• **PROBLEM TO WORK ON**
Each line that holds the word "JSON" is to be identified and copied.

:: DATASET RECORDS ::

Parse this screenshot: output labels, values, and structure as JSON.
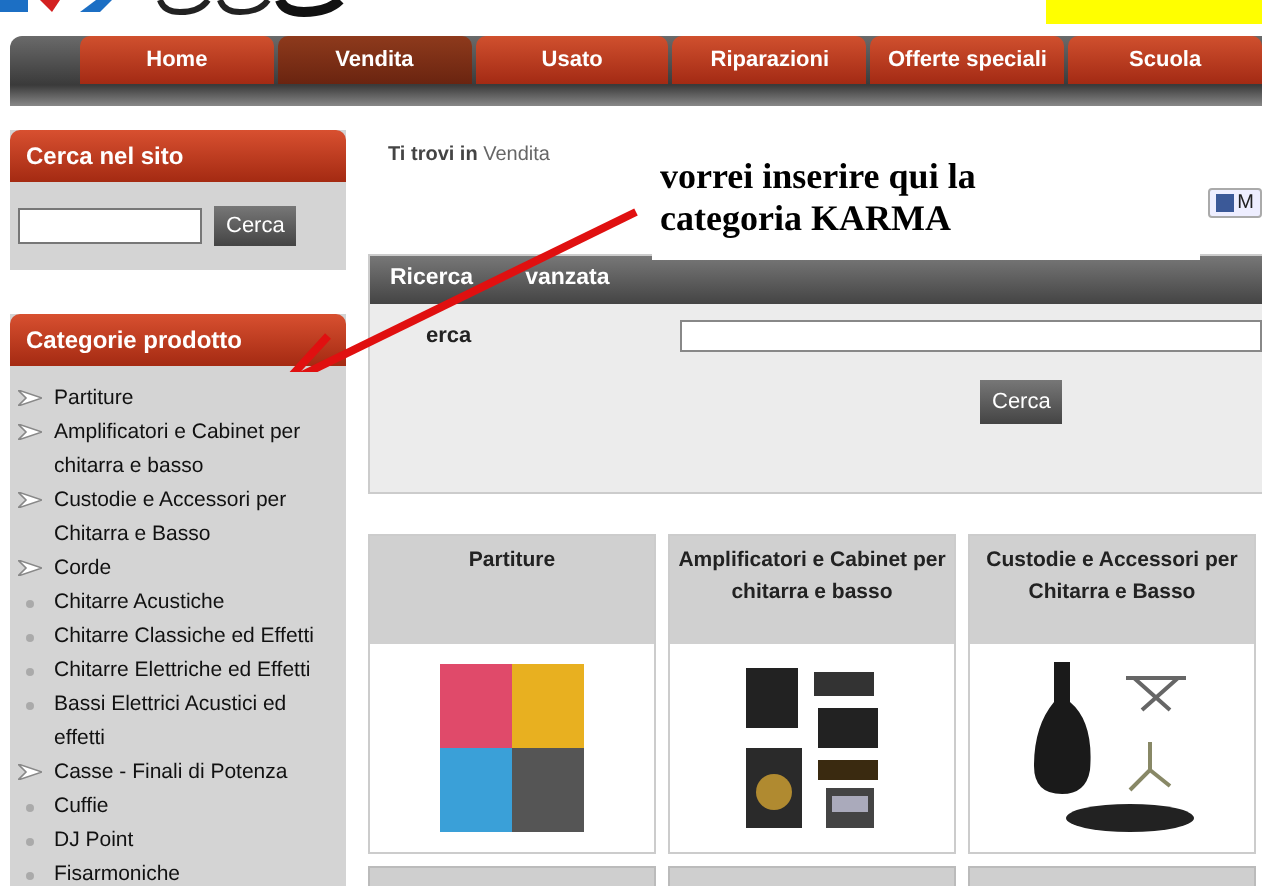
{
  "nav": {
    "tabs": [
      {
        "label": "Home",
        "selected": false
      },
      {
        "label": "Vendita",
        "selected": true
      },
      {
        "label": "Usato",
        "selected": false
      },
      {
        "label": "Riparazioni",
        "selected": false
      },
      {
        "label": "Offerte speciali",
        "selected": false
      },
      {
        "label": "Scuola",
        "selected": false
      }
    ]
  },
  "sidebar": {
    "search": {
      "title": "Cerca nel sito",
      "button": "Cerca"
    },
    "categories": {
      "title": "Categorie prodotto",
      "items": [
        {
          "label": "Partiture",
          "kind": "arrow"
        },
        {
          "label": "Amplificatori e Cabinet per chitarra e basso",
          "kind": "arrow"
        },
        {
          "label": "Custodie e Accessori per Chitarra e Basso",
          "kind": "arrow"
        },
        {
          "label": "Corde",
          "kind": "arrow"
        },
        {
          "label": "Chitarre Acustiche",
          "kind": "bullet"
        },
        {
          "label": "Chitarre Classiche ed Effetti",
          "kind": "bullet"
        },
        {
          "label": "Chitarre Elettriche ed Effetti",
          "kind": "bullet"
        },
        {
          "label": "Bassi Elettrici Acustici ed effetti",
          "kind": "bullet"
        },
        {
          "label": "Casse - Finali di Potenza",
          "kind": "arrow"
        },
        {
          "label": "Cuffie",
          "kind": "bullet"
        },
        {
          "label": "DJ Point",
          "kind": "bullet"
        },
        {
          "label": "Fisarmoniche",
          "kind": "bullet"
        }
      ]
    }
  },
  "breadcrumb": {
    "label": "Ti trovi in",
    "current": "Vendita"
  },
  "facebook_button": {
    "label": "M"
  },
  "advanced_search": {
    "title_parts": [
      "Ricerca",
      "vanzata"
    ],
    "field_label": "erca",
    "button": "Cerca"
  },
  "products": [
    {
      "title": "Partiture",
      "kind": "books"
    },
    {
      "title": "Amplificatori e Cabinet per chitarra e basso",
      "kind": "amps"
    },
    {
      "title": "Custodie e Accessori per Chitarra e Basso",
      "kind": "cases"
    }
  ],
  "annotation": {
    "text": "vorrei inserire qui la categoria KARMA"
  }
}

:::
:: DATASET RECORDS ::

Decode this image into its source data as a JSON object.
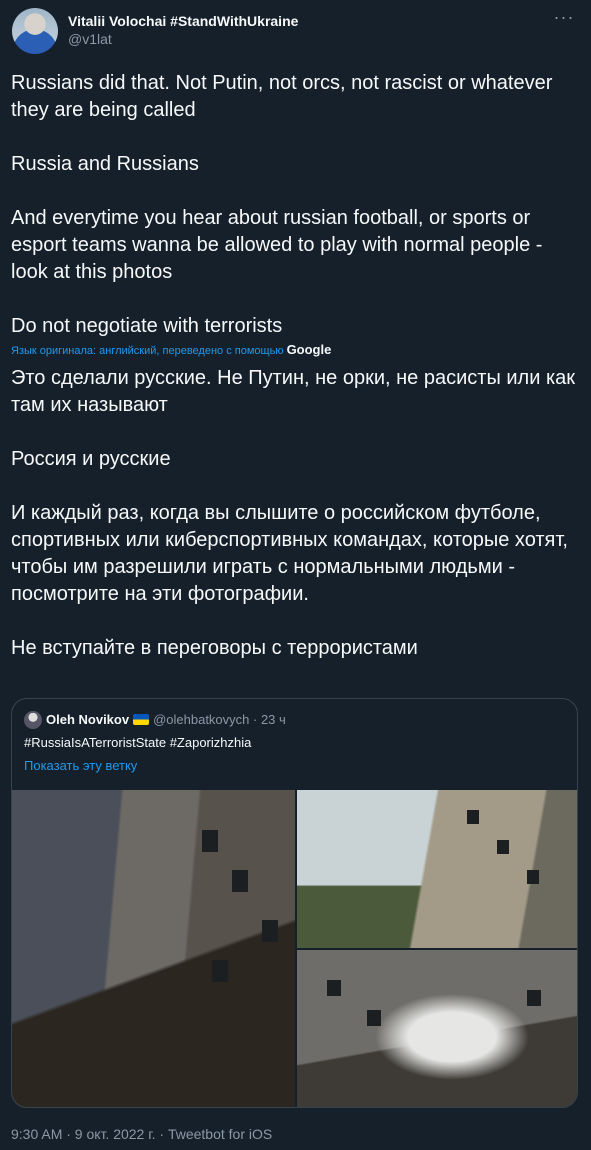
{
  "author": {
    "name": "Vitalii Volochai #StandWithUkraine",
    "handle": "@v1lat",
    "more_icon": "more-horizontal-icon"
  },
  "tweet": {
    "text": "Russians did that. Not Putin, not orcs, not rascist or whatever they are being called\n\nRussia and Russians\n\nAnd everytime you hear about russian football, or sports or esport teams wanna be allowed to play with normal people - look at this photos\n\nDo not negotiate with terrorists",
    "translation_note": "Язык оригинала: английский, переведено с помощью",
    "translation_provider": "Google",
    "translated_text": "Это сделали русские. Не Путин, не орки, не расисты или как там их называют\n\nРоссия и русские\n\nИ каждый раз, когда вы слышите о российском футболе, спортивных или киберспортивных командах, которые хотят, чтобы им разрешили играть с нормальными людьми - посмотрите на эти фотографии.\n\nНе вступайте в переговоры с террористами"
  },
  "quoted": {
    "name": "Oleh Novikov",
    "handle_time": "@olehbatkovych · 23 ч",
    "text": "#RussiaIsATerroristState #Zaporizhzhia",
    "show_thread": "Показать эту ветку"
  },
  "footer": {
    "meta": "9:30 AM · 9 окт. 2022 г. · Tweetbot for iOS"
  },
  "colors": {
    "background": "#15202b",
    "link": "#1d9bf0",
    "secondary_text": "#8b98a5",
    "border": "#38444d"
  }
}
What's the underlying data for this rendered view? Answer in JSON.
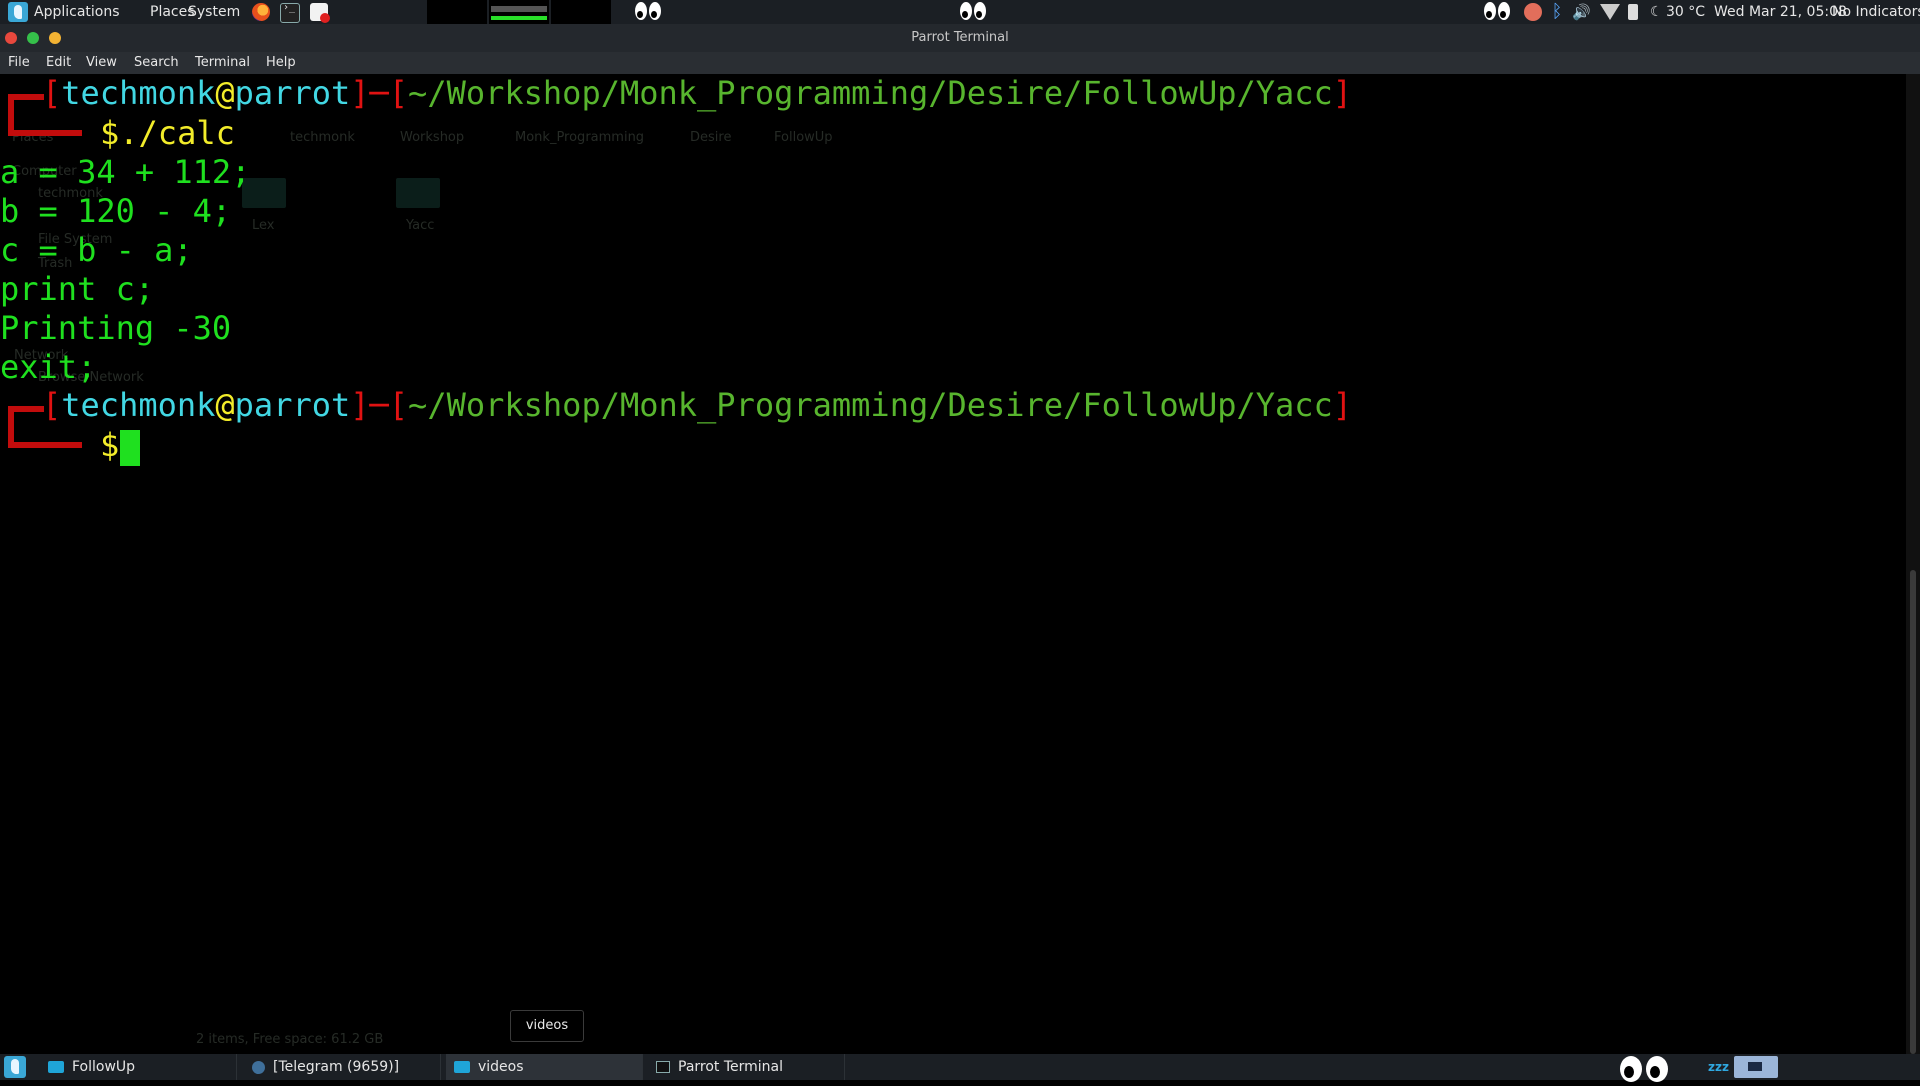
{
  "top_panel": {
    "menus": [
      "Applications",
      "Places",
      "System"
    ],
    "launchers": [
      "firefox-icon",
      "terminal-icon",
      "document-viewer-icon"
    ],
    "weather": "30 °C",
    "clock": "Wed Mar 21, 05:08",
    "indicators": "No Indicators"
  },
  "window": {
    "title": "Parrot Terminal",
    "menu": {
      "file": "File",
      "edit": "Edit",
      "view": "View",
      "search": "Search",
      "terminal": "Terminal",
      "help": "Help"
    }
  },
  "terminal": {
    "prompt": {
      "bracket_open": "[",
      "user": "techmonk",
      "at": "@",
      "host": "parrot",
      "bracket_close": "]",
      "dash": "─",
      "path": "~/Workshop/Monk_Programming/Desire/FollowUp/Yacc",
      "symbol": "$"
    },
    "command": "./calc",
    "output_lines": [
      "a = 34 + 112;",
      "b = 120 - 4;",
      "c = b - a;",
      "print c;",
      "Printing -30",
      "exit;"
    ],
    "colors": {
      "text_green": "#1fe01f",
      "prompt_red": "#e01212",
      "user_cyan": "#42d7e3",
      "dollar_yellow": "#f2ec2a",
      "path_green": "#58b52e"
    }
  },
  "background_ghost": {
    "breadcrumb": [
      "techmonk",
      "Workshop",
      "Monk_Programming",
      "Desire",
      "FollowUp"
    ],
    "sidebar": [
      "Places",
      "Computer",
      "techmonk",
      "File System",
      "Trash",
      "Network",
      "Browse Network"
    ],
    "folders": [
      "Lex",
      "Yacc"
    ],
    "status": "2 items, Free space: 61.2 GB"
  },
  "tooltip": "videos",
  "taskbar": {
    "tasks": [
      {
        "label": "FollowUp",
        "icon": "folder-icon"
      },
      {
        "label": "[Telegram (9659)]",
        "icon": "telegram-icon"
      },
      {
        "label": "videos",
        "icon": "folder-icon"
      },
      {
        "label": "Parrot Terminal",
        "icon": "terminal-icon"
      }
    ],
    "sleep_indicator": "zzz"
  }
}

:::

• **RESPONSE TO THE TASK**
Parse this screenshot: output labels, values, and structure as JSON.
Decode this image into its source data as a JSON object.
What's the underlying data for this rendered view? Answer in JSON.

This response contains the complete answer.